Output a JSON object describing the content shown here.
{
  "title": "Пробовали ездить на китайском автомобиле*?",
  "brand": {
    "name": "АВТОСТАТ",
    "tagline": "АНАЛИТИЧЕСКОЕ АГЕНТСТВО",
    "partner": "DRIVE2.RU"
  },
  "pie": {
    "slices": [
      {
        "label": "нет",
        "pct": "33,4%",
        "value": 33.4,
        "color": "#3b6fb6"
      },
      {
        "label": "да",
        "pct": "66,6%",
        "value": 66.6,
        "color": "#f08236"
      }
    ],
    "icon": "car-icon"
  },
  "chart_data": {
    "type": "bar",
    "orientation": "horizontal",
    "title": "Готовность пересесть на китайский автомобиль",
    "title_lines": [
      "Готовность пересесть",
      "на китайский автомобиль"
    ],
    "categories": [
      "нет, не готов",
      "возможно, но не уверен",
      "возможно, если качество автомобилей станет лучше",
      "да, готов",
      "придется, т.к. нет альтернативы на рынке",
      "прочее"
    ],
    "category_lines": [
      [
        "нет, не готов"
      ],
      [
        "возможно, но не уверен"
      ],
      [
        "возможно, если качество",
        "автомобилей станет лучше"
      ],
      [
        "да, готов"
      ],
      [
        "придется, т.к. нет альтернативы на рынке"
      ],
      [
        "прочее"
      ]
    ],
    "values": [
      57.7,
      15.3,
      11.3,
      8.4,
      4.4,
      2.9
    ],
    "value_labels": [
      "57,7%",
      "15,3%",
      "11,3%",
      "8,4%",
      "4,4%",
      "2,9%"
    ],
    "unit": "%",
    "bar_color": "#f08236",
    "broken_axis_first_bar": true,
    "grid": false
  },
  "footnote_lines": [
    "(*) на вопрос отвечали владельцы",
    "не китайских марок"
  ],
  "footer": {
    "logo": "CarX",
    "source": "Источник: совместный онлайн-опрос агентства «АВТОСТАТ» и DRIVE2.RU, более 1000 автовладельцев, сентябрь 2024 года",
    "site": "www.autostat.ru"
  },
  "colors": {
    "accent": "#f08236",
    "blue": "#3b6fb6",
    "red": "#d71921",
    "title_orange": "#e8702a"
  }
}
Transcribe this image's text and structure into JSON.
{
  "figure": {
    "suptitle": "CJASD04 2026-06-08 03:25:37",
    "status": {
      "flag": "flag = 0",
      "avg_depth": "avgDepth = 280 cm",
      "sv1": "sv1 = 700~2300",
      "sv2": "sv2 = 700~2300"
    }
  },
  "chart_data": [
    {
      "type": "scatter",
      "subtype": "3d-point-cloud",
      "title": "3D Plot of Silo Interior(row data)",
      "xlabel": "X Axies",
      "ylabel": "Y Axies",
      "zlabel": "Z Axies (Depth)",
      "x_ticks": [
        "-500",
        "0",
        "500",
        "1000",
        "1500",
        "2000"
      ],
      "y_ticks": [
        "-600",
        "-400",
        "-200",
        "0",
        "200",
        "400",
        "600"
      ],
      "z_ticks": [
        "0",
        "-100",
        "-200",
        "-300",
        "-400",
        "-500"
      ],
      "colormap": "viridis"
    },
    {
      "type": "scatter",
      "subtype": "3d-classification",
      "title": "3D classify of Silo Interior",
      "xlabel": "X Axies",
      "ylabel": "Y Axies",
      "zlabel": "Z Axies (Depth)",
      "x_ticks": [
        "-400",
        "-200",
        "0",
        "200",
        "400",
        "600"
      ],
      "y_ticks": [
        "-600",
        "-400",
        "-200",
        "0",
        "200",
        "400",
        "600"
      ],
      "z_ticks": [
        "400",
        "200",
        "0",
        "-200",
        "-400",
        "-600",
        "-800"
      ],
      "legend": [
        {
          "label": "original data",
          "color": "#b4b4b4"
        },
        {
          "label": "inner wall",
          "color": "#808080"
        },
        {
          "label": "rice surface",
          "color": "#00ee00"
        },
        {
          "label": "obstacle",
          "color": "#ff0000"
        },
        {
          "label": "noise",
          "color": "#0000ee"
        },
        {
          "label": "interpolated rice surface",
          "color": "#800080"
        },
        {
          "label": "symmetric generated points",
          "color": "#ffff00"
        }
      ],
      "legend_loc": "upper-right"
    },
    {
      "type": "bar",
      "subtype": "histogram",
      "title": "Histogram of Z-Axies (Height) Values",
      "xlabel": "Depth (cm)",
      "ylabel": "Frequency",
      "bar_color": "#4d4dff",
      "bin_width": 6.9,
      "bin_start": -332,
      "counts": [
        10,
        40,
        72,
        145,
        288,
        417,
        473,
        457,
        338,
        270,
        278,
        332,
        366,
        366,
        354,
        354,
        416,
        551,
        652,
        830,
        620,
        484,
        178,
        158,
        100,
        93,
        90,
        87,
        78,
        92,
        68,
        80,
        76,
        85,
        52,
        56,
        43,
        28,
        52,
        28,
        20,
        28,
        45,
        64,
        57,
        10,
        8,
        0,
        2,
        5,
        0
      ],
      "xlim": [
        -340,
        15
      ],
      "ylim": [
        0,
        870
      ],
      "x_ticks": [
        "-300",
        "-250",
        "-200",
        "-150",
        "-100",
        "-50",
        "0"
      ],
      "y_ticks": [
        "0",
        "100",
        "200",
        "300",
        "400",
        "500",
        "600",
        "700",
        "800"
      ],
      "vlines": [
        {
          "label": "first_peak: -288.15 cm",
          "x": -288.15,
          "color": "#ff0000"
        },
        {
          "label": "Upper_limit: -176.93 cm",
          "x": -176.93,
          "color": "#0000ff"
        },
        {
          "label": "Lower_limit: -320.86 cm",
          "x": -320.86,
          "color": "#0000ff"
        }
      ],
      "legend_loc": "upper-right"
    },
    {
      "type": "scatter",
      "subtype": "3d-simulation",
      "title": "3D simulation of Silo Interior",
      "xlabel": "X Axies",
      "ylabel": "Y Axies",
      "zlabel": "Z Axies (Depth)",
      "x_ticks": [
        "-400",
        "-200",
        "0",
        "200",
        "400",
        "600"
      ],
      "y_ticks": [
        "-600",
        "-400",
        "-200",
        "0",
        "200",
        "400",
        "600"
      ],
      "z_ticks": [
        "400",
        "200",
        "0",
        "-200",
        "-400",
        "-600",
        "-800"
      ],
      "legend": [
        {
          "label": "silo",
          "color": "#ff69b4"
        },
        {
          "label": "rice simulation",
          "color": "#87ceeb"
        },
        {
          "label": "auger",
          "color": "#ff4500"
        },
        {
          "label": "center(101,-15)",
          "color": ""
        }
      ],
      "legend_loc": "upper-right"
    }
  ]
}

----------

▶ **WHAT THE EXERCISE ASKS**
Count the lines in the entries that hold the word "рынке", and give nothing but the total.

▶ **SOLUTION FOR THIS EXERCISE**
2